>> begin Data extract
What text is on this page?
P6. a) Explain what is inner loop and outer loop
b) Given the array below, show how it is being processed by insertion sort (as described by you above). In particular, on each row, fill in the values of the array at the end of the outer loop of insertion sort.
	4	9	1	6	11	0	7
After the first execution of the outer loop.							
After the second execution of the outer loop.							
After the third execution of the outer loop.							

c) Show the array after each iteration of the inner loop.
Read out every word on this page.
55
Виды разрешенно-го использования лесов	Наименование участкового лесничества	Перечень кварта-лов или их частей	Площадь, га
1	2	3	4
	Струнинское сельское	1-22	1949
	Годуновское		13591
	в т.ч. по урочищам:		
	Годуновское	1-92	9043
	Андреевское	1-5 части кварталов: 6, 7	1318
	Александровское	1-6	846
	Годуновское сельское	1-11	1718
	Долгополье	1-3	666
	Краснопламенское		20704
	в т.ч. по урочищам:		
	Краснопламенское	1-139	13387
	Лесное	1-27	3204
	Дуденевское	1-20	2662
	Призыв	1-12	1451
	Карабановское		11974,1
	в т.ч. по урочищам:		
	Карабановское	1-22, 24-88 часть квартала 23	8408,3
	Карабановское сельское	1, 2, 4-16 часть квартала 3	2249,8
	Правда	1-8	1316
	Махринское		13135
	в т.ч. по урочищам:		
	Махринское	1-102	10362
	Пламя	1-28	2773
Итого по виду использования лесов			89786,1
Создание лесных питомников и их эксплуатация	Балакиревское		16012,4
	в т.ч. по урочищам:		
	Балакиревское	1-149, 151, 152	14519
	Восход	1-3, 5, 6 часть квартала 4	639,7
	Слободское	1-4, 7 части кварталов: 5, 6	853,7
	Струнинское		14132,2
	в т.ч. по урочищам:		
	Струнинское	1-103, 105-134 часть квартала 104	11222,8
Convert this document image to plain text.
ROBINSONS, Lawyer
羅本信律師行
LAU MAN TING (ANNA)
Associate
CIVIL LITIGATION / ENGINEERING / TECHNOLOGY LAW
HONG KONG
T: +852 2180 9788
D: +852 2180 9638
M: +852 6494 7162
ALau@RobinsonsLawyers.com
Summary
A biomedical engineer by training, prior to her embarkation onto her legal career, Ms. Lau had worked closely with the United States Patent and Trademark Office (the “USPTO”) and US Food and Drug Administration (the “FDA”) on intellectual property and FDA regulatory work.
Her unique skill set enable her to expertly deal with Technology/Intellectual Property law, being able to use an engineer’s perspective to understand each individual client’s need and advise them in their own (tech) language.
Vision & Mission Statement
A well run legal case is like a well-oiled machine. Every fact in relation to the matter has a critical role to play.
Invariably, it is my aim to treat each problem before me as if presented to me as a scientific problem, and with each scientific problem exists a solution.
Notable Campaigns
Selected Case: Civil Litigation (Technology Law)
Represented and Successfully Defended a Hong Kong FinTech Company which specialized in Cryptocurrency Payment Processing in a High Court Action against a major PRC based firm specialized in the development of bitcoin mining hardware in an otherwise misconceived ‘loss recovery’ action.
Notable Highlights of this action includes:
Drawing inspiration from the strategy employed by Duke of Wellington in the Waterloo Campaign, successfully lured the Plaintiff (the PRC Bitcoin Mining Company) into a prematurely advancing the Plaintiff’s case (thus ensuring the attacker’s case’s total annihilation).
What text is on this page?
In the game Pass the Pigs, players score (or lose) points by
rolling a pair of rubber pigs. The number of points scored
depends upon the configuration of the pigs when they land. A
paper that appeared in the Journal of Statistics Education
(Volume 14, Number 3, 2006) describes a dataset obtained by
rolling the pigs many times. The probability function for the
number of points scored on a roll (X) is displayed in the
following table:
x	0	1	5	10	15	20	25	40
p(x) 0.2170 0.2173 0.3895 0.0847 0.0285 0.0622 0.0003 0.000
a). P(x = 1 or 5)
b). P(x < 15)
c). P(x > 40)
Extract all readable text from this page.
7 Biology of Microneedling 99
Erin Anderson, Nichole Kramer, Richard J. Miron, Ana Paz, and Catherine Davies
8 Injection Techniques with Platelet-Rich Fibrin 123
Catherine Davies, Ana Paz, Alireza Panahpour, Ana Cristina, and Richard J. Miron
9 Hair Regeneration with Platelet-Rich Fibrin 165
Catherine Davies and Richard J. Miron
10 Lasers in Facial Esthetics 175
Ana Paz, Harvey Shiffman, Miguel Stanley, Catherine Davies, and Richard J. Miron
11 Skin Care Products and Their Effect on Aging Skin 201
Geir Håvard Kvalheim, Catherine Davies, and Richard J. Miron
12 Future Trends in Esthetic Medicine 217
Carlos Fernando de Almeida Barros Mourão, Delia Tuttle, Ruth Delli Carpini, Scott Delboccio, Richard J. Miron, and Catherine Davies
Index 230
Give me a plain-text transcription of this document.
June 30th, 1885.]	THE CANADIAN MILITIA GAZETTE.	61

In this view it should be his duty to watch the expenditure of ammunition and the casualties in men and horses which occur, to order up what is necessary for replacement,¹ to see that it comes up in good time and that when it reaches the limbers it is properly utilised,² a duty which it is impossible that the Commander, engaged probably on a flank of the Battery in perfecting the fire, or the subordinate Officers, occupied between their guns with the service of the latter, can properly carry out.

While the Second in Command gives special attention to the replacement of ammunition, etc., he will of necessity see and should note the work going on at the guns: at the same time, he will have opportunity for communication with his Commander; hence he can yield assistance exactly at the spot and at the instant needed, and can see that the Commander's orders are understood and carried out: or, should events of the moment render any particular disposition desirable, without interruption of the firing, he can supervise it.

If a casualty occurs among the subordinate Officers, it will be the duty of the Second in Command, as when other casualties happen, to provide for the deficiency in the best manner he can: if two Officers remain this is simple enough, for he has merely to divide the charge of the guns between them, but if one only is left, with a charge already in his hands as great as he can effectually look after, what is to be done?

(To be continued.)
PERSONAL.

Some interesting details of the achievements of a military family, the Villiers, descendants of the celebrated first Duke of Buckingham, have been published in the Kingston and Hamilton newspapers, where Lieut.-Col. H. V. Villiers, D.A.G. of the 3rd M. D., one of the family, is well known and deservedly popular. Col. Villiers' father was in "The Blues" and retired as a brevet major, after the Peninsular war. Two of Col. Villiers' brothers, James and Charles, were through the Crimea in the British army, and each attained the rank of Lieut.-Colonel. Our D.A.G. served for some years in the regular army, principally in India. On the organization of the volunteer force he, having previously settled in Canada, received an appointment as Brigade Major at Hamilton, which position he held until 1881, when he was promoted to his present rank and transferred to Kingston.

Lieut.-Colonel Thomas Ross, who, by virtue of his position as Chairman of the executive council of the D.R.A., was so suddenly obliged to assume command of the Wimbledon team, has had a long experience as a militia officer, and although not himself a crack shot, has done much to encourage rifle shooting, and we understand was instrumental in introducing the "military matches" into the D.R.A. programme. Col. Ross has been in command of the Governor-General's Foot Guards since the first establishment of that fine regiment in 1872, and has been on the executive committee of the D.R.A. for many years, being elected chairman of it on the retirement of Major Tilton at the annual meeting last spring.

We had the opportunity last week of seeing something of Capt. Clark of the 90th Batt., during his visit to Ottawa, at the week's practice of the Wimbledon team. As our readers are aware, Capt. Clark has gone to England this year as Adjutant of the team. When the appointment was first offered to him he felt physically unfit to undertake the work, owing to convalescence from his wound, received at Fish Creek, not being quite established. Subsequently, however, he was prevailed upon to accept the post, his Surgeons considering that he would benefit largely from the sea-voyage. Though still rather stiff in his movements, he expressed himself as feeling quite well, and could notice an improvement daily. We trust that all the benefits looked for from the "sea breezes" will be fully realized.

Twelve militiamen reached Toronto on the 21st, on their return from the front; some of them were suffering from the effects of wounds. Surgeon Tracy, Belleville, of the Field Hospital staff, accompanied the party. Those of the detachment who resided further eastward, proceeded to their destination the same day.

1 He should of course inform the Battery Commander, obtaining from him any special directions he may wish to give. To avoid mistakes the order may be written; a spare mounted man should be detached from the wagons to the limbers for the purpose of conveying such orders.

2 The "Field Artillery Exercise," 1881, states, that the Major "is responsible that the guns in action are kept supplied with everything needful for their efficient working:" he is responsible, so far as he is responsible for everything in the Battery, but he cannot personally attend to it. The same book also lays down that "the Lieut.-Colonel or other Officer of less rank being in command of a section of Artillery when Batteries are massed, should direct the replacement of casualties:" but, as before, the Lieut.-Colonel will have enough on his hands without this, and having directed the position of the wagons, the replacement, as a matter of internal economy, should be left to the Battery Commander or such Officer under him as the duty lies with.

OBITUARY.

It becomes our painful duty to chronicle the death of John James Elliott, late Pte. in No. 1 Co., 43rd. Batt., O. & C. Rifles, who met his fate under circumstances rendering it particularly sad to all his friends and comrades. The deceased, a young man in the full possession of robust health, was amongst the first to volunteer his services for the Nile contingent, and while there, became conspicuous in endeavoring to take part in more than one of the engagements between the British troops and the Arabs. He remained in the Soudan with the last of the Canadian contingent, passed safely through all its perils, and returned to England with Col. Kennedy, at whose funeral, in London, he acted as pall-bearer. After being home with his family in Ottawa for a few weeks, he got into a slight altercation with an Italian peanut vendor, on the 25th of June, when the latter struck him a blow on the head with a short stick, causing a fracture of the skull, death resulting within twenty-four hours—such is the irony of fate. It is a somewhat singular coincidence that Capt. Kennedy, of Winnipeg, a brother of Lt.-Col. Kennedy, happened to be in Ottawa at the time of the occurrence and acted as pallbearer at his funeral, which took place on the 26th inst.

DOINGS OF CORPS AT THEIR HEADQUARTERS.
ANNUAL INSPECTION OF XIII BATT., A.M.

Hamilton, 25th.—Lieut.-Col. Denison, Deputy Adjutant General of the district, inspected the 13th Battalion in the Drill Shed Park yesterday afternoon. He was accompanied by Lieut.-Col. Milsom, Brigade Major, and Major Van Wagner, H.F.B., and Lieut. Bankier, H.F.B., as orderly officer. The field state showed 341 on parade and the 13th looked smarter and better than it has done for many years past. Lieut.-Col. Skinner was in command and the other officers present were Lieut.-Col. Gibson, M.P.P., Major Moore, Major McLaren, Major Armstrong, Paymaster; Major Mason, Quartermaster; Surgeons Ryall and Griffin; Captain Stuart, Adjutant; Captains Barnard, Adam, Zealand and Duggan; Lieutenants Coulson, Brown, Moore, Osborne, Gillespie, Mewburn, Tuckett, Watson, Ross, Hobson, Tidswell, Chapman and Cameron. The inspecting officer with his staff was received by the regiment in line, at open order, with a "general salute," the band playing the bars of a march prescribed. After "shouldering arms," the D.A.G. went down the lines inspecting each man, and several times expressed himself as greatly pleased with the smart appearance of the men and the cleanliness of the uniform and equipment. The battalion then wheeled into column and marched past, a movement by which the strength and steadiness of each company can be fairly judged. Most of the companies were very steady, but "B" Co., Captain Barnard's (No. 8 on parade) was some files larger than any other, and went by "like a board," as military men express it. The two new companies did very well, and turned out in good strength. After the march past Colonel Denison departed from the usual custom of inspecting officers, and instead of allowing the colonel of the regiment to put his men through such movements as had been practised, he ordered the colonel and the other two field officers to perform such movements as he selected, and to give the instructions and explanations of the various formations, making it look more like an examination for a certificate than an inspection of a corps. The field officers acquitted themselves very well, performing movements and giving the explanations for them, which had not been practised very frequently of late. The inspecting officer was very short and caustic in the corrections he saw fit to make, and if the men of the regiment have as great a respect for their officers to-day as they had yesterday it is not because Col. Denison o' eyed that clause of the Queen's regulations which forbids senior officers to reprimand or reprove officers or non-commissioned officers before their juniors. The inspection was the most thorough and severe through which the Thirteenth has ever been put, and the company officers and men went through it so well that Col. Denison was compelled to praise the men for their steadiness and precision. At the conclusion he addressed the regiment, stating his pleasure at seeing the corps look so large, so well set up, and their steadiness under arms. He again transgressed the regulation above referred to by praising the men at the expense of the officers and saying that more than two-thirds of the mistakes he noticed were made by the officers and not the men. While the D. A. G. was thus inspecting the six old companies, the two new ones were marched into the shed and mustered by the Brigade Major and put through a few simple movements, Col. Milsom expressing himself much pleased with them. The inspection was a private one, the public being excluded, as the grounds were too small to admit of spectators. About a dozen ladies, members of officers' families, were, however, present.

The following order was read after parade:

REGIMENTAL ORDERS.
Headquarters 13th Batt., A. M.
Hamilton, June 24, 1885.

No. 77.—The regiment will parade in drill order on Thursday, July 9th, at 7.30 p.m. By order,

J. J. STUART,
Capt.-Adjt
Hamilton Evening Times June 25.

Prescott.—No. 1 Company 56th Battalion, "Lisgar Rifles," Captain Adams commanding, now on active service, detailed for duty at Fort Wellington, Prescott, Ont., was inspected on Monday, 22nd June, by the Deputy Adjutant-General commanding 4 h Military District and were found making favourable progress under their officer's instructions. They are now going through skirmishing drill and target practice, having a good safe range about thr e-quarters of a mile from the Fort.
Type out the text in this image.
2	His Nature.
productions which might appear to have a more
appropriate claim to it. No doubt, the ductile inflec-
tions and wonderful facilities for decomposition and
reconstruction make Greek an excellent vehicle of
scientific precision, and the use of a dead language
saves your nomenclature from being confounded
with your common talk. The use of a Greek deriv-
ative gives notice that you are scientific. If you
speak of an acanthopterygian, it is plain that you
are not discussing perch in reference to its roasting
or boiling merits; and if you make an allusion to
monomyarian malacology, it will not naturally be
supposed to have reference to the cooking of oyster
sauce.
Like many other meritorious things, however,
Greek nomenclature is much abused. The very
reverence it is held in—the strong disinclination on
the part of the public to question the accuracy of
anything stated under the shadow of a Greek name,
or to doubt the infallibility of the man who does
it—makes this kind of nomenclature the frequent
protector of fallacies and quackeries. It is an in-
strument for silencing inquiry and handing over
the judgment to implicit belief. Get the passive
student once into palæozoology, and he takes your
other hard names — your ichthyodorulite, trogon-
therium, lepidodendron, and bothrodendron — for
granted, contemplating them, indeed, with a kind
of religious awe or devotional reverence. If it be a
>> end Data extract
[Task instructions]:
Look through the entries above and count each line holding "scientific"; report the count alone.

[Exercise result]:
3